BRIEF: Report how many lines of the following entries include the string "there"; respond with the number alone.

Data records
┌────────

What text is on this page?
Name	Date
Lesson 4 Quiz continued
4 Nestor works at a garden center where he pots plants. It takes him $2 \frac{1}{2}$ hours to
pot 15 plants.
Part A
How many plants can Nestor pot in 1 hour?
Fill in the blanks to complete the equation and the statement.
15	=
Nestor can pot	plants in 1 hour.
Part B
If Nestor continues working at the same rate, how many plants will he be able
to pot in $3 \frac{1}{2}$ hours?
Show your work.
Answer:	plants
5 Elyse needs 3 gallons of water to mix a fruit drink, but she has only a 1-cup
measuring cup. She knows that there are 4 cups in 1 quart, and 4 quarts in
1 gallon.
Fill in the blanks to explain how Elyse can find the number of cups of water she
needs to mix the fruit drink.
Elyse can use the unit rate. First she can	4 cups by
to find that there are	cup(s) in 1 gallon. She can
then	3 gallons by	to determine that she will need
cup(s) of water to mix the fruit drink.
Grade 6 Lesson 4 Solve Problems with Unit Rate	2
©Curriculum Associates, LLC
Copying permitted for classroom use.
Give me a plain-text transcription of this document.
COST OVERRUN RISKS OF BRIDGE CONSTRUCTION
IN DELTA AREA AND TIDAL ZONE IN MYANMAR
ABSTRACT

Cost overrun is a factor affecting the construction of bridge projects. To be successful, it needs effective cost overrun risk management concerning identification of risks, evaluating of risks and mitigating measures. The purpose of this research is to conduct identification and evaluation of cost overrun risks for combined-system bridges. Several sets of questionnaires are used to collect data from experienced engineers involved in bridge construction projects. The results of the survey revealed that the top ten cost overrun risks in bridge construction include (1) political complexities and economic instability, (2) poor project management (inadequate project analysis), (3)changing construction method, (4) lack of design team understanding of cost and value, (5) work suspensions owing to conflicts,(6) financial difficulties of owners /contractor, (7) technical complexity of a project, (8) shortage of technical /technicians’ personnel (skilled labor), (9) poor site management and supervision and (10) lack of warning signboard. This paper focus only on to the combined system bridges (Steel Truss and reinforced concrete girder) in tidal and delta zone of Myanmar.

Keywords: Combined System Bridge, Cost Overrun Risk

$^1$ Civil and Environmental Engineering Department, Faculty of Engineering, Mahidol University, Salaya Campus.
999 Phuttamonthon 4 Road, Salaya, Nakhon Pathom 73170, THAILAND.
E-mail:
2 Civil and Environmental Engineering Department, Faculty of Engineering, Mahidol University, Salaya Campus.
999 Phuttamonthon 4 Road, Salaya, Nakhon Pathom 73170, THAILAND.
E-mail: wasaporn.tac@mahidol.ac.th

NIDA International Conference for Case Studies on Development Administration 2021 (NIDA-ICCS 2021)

└────────

WORKED SOLUTION: 2